Please write out the material below exactly as given.

- **RECORDS FOR THIS EXERCISE**:
• • • • • • •
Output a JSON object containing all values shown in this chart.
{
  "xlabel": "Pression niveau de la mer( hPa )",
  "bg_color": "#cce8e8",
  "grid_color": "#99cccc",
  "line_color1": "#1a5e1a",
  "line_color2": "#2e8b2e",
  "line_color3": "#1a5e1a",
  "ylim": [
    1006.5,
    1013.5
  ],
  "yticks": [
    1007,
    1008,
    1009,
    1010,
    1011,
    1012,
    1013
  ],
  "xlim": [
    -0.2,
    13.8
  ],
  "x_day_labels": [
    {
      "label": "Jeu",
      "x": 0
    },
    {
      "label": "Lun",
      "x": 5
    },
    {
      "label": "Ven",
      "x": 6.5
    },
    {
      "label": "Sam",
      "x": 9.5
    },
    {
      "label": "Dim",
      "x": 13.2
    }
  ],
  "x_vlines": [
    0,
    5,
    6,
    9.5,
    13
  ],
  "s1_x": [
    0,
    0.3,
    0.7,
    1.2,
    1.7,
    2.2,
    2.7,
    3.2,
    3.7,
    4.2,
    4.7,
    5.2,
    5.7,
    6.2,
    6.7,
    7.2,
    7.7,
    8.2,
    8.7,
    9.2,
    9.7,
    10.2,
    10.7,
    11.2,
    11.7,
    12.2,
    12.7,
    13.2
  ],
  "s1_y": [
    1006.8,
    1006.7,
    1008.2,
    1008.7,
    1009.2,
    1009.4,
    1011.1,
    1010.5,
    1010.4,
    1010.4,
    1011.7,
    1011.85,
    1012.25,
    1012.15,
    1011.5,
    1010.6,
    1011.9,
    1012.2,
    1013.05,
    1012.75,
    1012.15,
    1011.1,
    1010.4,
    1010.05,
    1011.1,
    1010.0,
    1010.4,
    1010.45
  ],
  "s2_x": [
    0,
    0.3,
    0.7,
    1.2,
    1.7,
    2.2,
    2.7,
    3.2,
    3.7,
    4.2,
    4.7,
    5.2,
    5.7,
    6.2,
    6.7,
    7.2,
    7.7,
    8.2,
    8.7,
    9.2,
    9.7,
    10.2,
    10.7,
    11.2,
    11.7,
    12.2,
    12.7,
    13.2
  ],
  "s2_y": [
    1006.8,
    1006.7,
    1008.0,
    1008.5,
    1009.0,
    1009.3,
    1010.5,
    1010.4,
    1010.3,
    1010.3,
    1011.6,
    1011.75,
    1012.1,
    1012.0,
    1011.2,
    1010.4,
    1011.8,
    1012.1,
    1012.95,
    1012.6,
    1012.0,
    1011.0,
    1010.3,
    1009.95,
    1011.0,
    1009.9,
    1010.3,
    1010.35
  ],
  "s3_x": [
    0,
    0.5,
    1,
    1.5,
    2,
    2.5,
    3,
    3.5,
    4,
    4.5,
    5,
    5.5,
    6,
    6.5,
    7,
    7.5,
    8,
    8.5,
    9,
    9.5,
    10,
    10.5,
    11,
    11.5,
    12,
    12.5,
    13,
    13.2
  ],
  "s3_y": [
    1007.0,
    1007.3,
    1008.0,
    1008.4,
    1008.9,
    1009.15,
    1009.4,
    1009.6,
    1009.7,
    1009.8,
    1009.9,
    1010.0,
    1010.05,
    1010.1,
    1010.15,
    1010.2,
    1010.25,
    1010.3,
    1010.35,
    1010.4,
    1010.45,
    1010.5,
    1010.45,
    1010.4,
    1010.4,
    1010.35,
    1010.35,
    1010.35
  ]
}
• • • • • • •
- **FINISHED ANSWER**:
Output a JSON object containing all values shown in this chart.
{
  "xlabel": "Pression niveau de la mer( hPa )",
  "bg_color": "#cce8e8",
  "grid_color": "#99cccc",
  "line_color1": "#1a5e1a",
  "line_color2": "#2e8b2e",
  "line_color3": "#1a5e1a",
  "ylim": [
    1006.5,
    1013.5
  ],
  "yticks": [
    1007,
    1008,
    1009,
    1010,
    1011,
    1012,
    1013
  ],
  "xlim": [
    -0.2,
    13.8
  ],
  "x_day_labels": [
    {
      "label": "Jeu",
      "x": 0
    },
    {
      "label": "Lun",
      "x": 5
    },
    {
      "label": "Ven",
      "x": 6.5
    },
    {
      "label": "Sam",
      "x": 9.5
    },
    {
      "label": "Dim",
      "x": 13.2
    }
  ],
  "x_vlines": [
    0,
    5,
    6,
    9.5,
    13
  ],
  "s1_x": [
    0,
    0.3,
    0.7,
    1.2,
    1.7,
    2.2,
    2.7,
    3.2,
    3.7,
    4.2,
    4.7,
    5.2,
    5.7,
    6.2,
    6.7,
    7.2,
    7.7,
    8.2,
    8.7,
    9.2,
    9.7,
    10.2,
    10.7,
    11.2,
    11.7,
    12.2,
    12.7,
    13.2
  ],
  "s1_y": [
    1006.8,
    1006.7,
    1008.2,
    1008.7,
    1009.2,
    1009.4,
    1011.1,
    1010.5,
    1010.4,
    1010.4,
    1011.7,
    1011.85,
    1012.25,
    1012.15,
    1011.5,
    1010.6,
    1011.9,
    1012.2,
    1013.05,
    1012.75,
    1012.15,
    1011.1,
    1010.4,
    1010.05,
    1011.1,
    1010.0,
    1010.4,
    1010.45
  ],
  "s2_x": [
    0,
    0.3,
    0.7,
    1.2,
    1.7,
    2.2,
    2.7,
    3.2,
    3.7,
    4.2,
    4.7,
    5.2,
    5.7,
    6.2,
    6.7,
    7.2,
    7.7,
    8.2,
    8.7,
    9.2,
    9.7,
    10.2,
    10.7,
    11.2,
    11.7,
    12.2,
    12.7,
    13.2
  ],
  "s2_y": [
    1006.8,
    1006.7,
    1008.0,
    1008.5,
    1009.0,
    1009.3,
    1010.5,
    1010.4,
    1010.3,
    1010.3,
    1011.6,
    1011.75,
    1012.1,
    1012.0,
    1011.2,
    1010.4,
    1011.8,
    1012.1,
    1012.95,
    1012.6,
    1012.0,
    1011.0,
    1010.3,
    1009.95,
    1011.0,
    1009.9,
    1010.3,
    1010.35
  ],
  "s3_x": [
    0,
    0.5,
    1,
    1.5,
    2,
    2.5,
    3,
    3.5,
    4,
    4.5,
    5,
    5.5,
    6,
    6.5,
    7,
    7.5,
    8,
    8.5,
    9,
    9.5,
    10,
    10.5,
    11,
    11.5,
    12,
    12.5,
    13,
    13.2
  ],
  "s3_y": [
    1007.0,
    1007.3,
    1008.0,
    1008.4,
    1008.9,
    1009.15,
    1009.4,
    1009.6,
    1009.7,
    1009.8,
    1009.9,
    1010.0,
    1010.05,
    1010.1,
    1010.15,
    1010.2,
    1010.25,
    1010.3,
    1010.35,
    1010.4,
    1010.45,
    1010.5,
    1010.45,
    1010.4,
    1010.4,
    1010.35,
    1010.35,
    1010.35
  ]
}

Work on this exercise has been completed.